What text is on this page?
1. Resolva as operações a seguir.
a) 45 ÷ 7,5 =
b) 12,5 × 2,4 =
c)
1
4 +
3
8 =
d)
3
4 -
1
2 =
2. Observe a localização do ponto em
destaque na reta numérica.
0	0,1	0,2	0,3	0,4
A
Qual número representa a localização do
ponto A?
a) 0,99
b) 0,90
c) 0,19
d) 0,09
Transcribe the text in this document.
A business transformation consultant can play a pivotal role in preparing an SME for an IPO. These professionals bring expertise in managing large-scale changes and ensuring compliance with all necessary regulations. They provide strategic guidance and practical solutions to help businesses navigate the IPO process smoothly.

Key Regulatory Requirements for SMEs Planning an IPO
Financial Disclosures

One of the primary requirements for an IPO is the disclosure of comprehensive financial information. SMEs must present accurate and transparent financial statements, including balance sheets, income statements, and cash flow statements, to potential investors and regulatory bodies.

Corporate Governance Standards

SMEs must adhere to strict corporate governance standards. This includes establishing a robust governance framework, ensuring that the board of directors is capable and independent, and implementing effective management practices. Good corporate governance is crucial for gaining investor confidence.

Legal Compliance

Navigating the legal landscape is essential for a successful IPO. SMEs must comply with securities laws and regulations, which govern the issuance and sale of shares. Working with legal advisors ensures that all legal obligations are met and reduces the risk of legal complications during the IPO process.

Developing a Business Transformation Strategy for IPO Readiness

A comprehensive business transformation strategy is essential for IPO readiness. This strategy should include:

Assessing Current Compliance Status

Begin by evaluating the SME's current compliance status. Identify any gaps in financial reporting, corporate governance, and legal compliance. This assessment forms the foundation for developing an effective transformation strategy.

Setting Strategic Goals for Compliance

YOUR GOAL | Look through the material above and pick out each line holding the word "ponto".

EXERCISE RESULT |
2. Observe a localização do ponto em
ponto A?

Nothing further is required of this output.